Transcribe the full listing below exactly.

Extracted data entries

______

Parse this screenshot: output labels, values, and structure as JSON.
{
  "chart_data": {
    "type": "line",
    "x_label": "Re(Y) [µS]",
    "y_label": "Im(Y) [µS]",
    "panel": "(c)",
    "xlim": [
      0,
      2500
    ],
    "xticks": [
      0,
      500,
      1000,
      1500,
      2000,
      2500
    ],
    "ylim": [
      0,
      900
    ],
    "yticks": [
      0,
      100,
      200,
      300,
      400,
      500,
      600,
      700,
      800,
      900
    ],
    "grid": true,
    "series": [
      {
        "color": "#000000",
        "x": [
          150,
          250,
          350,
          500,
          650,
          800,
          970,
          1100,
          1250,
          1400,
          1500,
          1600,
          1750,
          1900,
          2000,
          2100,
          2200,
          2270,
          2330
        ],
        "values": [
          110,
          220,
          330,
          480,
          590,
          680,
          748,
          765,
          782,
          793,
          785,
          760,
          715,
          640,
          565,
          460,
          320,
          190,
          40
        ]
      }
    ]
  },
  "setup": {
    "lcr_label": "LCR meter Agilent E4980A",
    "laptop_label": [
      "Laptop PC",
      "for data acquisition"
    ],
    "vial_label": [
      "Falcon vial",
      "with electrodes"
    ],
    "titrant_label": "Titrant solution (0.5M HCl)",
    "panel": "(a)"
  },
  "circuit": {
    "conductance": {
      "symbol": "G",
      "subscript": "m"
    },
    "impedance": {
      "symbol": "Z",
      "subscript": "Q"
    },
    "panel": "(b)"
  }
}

______

Complete output
Parse this screenshot: output labels, values, and structure as JSON.
{
  "chart_data": {
    "type": "line",
    "x_label": "Re(Y) [µS]",
    "y_label": "Im(Y) [µS]",
    "panel": "(c)",
    "xlim": [
      0,
      2500
    ],
    "xticks": [
      0,
      500,
      1000,
      1500,
      2000,
      2500
    ],
    "ylim": [
      0,
      900
    ],
    "yticks": [
      0,
      100,
      200,
      300,
      400,
      500,
      600,
      700,
      800,
      900
    ],
    "grid": true,
    "series": [
      {
        "color": "#000000",
        "x": [
          150,
          250,
          350,
          500,
          650,
          800,
          970,
          1100,
          1250,
          1400,
          1500,
          1600,
          1750,
          1900,
          2000,
          2100,
          2200,
          2270,
          2330
        ],
        "values": [
          110,
          220,
          330,
          480,
          590,
          680,
          748,
          765,
          782,
          793,
          785,
          760,
          715,
          640,
          565,
          460,
          320,
          190,
          40
        ]
      }
    ]
  },
  "setup": {
    "lcr_label": "LCR meter Agilent E4980A",
    "laptop_label": [
      "Laptop PC",
      "for data acquisition"
    ],
    "vial_label": [
      "Falcon vial",
      "with electrodes"
    ],
    "titrant_label": "Titrant solution (0.5M HCl)",
    "panel": "(a)"
  },
  "circuit": {
    "conductance": {
      "symbol": "G",
      "subscript": "m"
    },
    "impedance": {
      "symbol": "Z",
      "subscript": "Q"
    },
    "panel": "(b)"
  }
}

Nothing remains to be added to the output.